▸ GIVEN PROBLEM: Work out how many lines include "องจร" and answer with that number only.

▸ Extracted records:
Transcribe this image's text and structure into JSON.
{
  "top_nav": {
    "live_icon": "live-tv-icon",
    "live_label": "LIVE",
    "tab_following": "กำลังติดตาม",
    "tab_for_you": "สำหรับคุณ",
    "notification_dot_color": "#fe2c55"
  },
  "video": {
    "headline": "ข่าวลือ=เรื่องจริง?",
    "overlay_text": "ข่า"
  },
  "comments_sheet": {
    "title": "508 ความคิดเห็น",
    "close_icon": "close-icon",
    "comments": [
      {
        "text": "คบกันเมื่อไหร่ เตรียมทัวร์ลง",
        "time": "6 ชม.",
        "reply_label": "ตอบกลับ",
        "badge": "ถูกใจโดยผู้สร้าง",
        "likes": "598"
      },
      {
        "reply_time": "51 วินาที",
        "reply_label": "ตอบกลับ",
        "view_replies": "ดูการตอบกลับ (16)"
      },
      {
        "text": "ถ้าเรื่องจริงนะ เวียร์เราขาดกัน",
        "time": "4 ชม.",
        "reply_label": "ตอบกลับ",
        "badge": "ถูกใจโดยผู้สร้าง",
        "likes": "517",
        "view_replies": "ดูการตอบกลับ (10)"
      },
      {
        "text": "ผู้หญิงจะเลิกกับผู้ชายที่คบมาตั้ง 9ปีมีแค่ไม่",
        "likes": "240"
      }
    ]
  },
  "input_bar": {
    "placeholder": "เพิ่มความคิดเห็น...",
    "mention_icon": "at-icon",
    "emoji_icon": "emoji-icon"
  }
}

▸ ANSWER TO THIS TASK: 2